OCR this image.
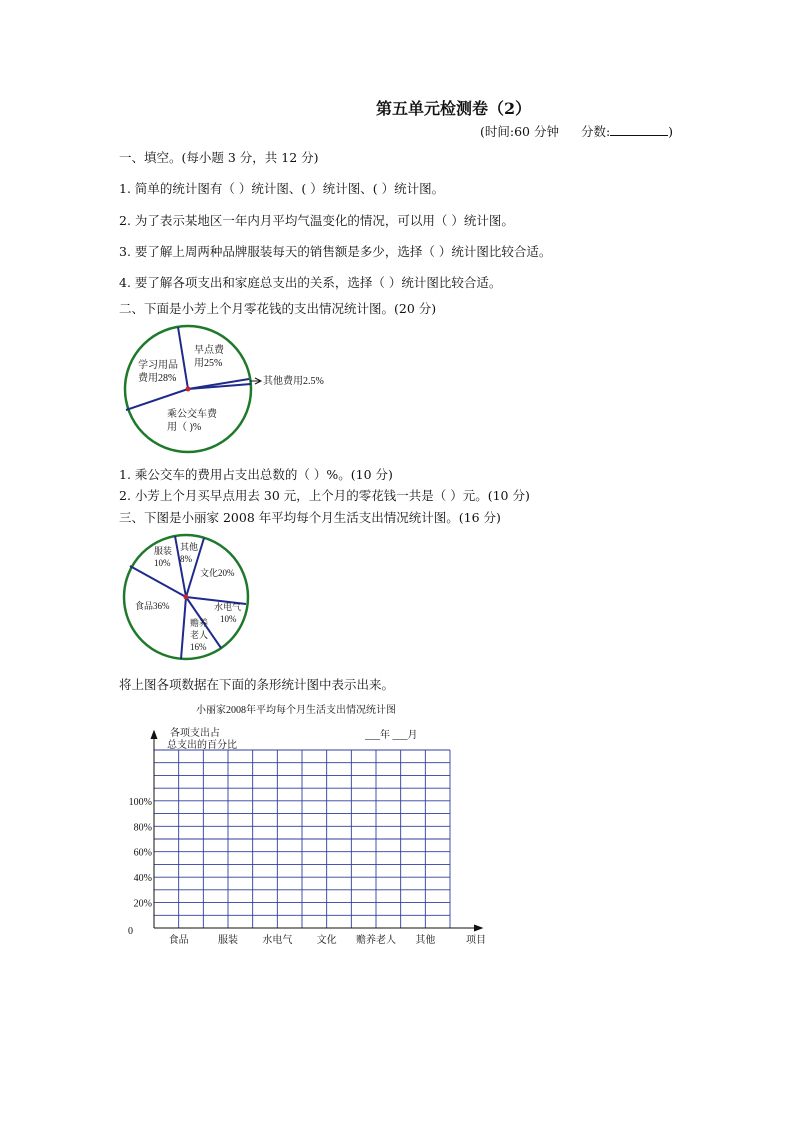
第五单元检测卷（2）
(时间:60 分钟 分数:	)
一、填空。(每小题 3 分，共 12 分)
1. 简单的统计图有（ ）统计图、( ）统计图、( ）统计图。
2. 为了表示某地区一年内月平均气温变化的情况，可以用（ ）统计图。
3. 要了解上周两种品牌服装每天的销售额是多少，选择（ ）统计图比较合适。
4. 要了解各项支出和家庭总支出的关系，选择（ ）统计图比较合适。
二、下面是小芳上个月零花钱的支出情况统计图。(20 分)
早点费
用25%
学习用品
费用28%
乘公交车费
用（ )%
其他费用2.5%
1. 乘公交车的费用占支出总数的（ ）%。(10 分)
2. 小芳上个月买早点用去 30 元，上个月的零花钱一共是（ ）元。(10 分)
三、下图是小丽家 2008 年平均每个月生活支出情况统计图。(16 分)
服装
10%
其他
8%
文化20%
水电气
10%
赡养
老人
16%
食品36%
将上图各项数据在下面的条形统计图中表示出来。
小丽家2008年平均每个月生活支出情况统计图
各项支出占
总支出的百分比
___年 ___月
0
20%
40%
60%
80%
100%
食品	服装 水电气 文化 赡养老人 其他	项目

→ **Problem description**
Give only the number of lines in the material above that include the word "统计图比较合适".

→ **Solution to this problem**
2